CHALLENGE:
Reproduce every entry exactly, without alteration.
Begin RECORDS
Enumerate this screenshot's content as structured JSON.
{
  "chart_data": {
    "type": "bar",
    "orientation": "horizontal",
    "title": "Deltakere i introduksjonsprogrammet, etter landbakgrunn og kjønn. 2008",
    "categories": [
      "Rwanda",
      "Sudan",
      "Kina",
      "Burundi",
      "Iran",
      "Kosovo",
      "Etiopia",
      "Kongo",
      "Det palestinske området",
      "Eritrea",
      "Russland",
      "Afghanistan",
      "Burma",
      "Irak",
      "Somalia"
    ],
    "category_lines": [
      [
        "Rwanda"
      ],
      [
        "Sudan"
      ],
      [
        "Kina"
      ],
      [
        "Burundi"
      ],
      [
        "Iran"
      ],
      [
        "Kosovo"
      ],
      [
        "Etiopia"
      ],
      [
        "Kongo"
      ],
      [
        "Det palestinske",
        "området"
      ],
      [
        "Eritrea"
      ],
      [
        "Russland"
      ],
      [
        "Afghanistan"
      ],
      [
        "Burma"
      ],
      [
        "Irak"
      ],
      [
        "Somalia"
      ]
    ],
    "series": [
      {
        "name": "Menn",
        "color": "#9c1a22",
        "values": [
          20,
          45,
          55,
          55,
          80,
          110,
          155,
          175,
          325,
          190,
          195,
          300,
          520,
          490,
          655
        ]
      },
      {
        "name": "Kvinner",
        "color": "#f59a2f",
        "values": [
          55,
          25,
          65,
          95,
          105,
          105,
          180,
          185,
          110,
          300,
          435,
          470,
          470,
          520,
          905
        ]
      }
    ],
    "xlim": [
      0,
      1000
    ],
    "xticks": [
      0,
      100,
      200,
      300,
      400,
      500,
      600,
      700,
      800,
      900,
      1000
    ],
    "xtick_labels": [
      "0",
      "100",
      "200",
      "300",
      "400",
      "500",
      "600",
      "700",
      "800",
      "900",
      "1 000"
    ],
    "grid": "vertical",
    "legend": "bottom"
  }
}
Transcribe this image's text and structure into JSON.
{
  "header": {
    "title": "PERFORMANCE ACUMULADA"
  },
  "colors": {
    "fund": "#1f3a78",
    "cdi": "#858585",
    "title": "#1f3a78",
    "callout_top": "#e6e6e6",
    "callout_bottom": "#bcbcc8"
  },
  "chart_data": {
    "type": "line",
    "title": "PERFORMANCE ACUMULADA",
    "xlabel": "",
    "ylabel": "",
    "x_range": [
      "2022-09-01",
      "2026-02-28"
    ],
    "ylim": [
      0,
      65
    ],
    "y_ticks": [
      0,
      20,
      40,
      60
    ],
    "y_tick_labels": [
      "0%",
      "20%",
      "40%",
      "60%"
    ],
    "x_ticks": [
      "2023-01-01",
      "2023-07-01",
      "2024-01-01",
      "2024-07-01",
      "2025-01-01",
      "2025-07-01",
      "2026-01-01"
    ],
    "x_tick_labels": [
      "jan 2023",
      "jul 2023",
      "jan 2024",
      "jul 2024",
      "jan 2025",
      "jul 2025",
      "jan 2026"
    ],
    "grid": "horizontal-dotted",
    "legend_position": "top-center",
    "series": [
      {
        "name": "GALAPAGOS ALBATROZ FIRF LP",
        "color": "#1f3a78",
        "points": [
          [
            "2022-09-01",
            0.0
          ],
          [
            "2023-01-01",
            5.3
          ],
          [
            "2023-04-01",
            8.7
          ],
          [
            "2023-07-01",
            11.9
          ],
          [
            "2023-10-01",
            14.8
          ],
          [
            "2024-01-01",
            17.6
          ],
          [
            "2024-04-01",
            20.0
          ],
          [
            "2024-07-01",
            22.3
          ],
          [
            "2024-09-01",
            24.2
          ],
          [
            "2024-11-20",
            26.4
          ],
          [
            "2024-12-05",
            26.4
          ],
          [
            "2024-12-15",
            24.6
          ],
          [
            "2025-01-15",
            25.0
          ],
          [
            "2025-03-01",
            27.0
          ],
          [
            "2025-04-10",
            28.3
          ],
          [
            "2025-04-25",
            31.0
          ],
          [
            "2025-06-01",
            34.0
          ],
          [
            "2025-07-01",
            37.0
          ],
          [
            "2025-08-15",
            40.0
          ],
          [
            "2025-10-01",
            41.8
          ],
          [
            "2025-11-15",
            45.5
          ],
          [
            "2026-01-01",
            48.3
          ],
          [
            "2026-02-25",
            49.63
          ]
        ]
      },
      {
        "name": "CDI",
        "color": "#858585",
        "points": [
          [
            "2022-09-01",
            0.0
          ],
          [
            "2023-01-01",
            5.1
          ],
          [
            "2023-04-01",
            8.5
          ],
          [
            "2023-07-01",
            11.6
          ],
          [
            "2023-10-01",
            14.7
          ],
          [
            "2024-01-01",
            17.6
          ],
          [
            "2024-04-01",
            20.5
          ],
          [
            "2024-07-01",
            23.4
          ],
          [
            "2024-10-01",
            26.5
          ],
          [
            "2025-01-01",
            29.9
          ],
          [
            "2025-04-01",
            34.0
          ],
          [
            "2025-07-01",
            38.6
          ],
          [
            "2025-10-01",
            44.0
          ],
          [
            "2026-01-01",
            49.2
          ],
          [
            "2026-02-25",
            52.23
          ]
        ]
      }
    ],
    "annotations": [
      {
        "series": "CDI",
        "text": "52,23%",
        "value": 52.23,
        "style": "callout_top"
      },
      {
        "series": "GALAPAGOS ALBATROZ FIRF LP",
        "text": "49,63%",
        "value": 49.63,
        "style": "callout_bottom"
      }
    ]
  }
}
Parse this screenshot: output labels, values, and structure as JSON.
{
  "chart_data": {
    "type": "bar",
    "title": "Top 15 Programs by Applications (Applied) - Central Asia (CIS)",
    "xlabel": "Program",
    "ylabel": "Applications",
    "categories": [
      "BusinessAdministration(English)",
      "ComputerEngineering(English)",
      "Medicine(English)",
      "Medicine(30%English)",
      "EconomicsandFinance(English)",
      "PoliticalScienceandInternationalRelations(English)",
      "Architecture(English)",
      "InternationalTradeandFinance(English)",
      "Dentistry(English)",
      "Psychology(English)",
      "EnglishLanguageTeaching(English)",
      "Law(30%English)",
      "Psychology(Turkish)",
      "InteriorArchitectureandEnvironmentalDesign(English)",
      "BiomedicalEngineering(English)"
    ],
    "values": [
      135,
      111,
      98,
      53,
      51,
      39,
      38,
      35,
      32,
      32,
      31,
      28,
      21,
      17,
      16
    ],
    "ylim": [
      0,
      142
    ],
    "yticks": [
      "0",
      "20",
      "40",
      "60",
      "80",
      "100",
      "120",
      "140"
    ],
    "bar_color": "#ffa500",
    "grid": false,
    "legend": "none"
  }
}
End RECORDS
EXERCISE SOLUTION:
Enumerate this screenshot's content as structured JSON.
{
  "chart_data": {
    "type": "bar",
    "orientation": "horizontal",
    "title": "Deltakere i introduksjonsprogrammet, etter landbakgrunn og kjønn. 2008",
    "categories": [
      "Rwanda",
      "Sudan",
      "Kina",
      "Burundi",
      "Iran",
      "Kosovo",
      "Etiopia",
      "Kongo",
      "Det palestinske området",
      "Eritrea",
      "Russland",
      "Afghanistan",
      "Burma",
      "Irak",
      "Somalia"
    ],
    "category_lines": [
      [
        "Rwanda"
      ],
      [
        "Sudan"
      ],
      [
        "Kina"
      ],
      [
        "Burundi"
      ],
      [
        "Iran"
      ],
      [
        "Kosovo"
      ],
      [
        "Etiopia"
      ],
      [
        "Kongo"
      ],
      [
        "Det palestinske",
        "området"
      ],
      [
        "Eritrea"
      ],
      [
        "Russland"
      ],
      [
        "Afghanistan"
      ],
      [
        "Burma"
      ],
      [
        "Irak"
      ],
      [
        "Somalia"
      ]
    ],
    "series": [
      {
        "name": "Menn",
        "color": "#9c1a22",
        "values": [
          20,
          45,
          55,
          55,
          80,
          110,
          155,
          175,
          325,
          190,
          195,
          300,
          520,
          490,
          655
        ]
      },
      {
        "name": "Kvinner",
        "color": "#f59a2f",
        "values": [
          55,
          25,
          65,
          95,
          105,
          105,
          180,
          185,
          110,
          300,
          435,
          470,
          470,
          520,
          905
        ]
      }
    ],
    "xlim": [
      0,
      1000
    ],
    "xticks": [
      0,
      100,
      200,
      300,
      400,
      500,
      600,
      700,
      800,
      900,
      1000
    ],
    "xtick_labels": [
      "0",
      "100",
      "200",
      "300",
      "400",
      "500",
      "600",
      "700",
      "800",
      "900",
      "1 000"
    ],
    "grid": "vertical",
    "legend": "bottom"
  }
}
Transcribe this image's text and structure into JSON.
{
  "header": {
    "title": "PERFORMANCE ACUMULADA"
  },
  "colors": {
    "fund": "#1f3a78",
    "cdi": "#858585",
    "title": "#1f3a78",
    "callout_top": "#e6e6e6",
    "callout_bottom": "#bcbcc8"
  },
  "chart_data": {
    "type": "line",
    "title": "PERFORMANCE ACUMULADA",
    "xlabel": "",
    "ylabel": "",
    "x_range": [
      "2022-09-01",
      "2026-02-28"
    ],
    "ylim": [
      0,
      65
    ],
    "y_ticks": [
      0,
      20,
      40,
      60
    ],
    "y_tick_labels": [
      "0%",
      "20%",
      "40%",
      "60%"
    ],
    "x_ticks": [
      "2023-01-01",
      "2023-07-01",
      "2024-01-01",
      "2024-07-01",
      "2025-01-01",
      "2025-07-01",
      "2026-01-01"
    ],
    "x_tick_labels": [
      "jan 2023",
      "jul 2023",
      "jan 2024",
      "jul 2024",
      "jan 2025",
      "jul 2025",
      "jan 2026"
    ],
    "grid": "horizontal-dotted",
    "legend_position": "top-center",
    "series": [
      {
        "name": "GALAPAGOS ALBATROZ FIRF LP",
        "color": "#1f3a78",
        "points": [
          [
            "2022-09-01",
            0.0
          ],
          [
            "2023-01-01",
            5.3
          ],
          [
            "2023-04-01",
            8.7
          ],
          [
            "2023-07-01",
            11.9
          ],
          [
            "2023-10-01",
            14.8
          ],
          [
            "2024-01-01",
            17.6
          ],
          [
            "2024-04-01",
            20.0
          ],
          [
            "2024-07-01",
            22.3
          ],
          [
            "2024-09-01",
            24.2
          ],
          [
            "2024-11-20",
            26.4
          ],
          [
            "2024-12-05",
            26.4
          ],
          [
            "2024-12-15",
            24.6
          ],
          [
            "2025-01-15",
            25.0
          ],
          [
            "2025-03-01",
            27.0
          ],
          [
            "2025-04-10",
            28.3
          ],
          [
            "2025-04-25",
            31.0
          ],
          [
            "2025-06-01",
            34.0
          ],
          [
            "2025-07-01",
            37.0
          ],
          [
            "2025-08-15",
            40.0
          ],
          [
            "2025-10-01",
            41.8
          ],
          [
            "2025-11-15",
            45.5
          ],
          [
            "2026-01-01",
            48.3
          ],
          [
            "2026-02-25",
            49.63
          ]
        ]
      },
      {
        "name": "CDI",
        "color": "#858585",
        "points": [
          [
            "2022-09-01",
            0.0
          ],
          [
            "2023-01-01",
            5.1
          ],
          [
            "2023-04-01",
            8.5
          ],
          [
            "2023-07-01",
            11.6
          ],
          [
            "2023-10-01",
            14.7
          ],
          [
            "2024-01-01",
            17.6
          ],
          [
            "2024-04-01",
            20.5
          ],
          [
            "2024-07-01",
            23.4
          ],
          [
            "2024-10-01",
            26.5
          ],
          [
            "2025-01-01",
            29.9
          ],
          [
            "2025-04-01",
            34.0
          ],
          [
            "2025-07-01",
            38.6
          ],
          [
            "2025-10-01",
            44.0
          ],
          [
            "2026-01-01",
            49.2
          ],
          [
            "2026-02-25",
            52.23
          ]
        ]
      }
    ],
    "annotations": [
      {
        "series": "CDI",
        "text": "52,23%",
        "value": 52.23,
        "style": "callout_top"
      },
      {
        "series": "GALAPAGOS ALBATROZ FIRF LP",
        "text": "49,63%",
        "value": 49.63,
        "style": "callout_bottom"
      }
    ]
  }
}
Parse this screenshot: output labels, values, and structure as JSON.
{
  "chart_data": {
    "type": "bar",
    "title": "Top 15 Programs by Applications (Applied) - Central Asia (CIS)",
    "xlabel": "Program",
    "ylabel": "Applications",
    "categories": [
      "BusinessAdministration(English)",
      "ComputerEngineering(English)",
      "Medicine(English)",
      "Medicine(30%English)",
      "EconomicsandFinance(English)",
      "PoliticalScienceandInternationalRelations(English)",
      "Architecture(English)",
      "InternationalTradeandFinance(English)",
      "Dentistry(English)",
      "Psychology(English)",
      "EnglishLanguageTeaching(English)",
      "Law(30%English)",
      "Psychology(Turkish)",
      "InteriorArchitectureandEnvironmentalDesign(English)",
      "BiomedicalEngineering(English)"
    ],
    "values": [
      135,
      111,
      98,
      53,
      51,
      39,
      38,
      35,
      32,
      32,
      31,
      28,
      21,
      17,
      16
    ],
    "ylim": [
      0,
      142
    ],
    "yticks": [
      "0",
      "20",
      "40",
      "60",
      "80",
      "100",
      "120",
      "140"
    ],
    "bar_color": "#ffa500",
    "grid": false,
    "legend": "none"
  }
}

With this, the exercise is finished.